The exercise:
Please reproduce the entries below word for word, leaving out the pictures.

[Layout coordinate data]
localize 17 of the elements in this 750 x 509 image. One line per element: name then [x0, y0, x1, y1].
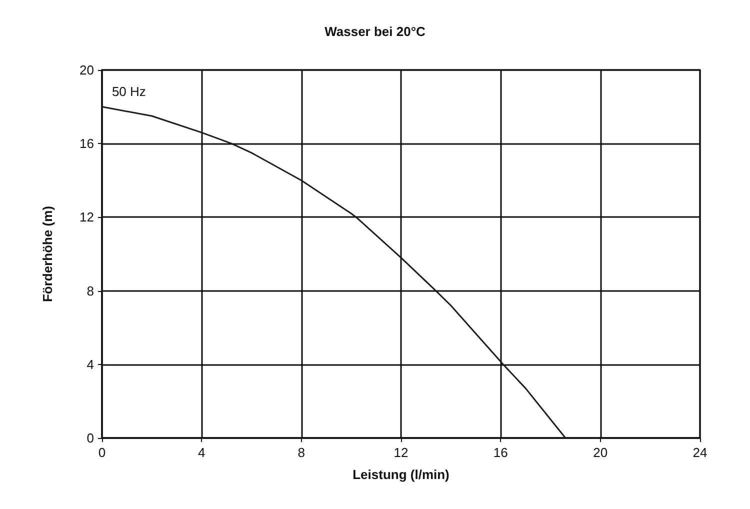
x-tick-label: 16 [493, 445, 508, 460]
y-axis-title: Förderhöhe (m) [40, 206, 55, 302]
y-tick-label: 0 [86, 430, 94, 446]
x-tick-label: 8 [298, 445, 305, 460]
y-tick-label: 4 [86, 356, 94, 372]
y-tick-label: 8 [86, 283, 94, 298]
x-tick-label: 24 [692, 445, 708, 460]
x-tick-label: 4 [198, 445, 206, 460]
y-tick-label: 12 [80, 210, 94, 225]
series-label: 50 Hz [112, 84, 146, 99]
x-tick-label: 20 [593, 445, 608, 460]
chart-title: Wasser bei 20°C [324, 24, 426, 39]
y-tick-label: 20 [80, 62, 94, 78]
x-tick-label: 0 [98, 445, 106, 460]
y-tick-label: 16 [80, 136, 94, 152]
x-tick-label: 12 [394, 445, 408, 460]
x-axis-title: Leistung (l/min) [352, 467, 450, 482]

Result for this exercise:
localize 17 of the elements in this 750 x 509 image. One line per element: name then [x0, y0, x1, y1].
x-tick-label: 16 [493, 445, 508, 460]
y-axis-title: Förderhöhe (m) [40, 206, 55, 302]
y-tick-label: 0 [86, 430, 94, 446]
x-tick-label: 8 [298, 445, 305, 460]
y-tick-label: 4 [86, 356, 94, 372]
y-tick-label: 8 [86, 283, 94, 298]
x-tick-label: 24 [692, 445, 708, 460]
x-tick-label: 4 [198, 445, 206, 460]
y-tick-label: 12 [80, 210, 94, 225]
series-label: 50 Hz [112, 84, 146, 99]
x-tick-label: 20 [593, 445, 608, 460]
chart-title: Wasser bei 20°C [324, 24, 426, 39]
y-tick-label: 20 [80, 62, 94, 78]
x-tick-label: 0 [98, 445, 106, 460]
y-tick-label: 16 [80, 136, 94, 152]
x-tick-label: 12 [394, 445, 408, 460]
x-axis-title: Leistung (l/min) [352, 467, 450, 482]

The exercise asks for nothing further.